RAW RECORDS:
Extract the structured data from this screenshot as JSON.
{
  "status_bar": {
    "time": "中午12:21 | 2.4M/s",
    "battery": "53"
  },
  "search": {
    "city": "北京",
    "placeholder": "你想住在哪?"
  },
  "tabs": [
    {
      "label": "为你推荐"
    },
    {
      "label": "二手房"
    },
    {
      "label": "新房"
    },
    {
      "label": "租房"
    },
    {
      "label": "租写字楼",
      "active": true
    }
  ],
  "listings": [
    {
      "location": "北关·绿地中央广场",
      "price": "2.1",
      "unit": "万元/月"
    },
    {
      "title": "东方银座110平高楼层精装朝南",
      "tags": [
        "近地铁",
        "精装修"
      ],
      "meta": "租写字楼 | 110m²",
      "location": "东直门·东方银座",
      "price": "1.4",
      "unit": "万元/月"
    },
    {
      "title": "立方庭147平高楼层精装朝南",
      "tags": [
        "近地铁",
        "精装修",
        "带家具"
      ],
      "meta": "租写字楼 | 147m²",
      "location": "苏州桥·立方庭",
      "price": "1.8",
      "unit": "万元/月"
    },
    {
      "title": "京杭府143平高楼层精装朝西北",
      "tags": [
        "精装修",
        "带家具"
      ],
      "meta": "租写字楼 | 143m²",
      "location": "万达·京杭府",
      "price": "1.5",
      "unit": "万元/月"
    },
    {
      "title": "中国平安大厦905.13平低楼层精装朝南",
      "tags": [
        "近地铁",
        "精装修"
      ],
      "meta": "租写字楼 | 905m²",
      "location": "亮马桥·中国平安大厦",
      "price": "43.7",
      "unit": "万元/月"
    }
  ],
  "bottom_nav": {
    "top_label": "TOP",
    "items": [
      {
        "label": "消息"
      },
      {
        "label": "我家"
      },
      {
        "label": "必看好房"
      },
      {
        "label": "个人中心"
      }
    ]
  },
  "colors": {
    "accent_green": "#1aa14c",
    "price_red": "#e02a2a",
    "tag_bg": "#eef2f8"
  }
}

TASK TO COMPLETE: Count each line of the data where the word "meta" appears, then reply with the total only.

RESULT OF THIS TASK: 4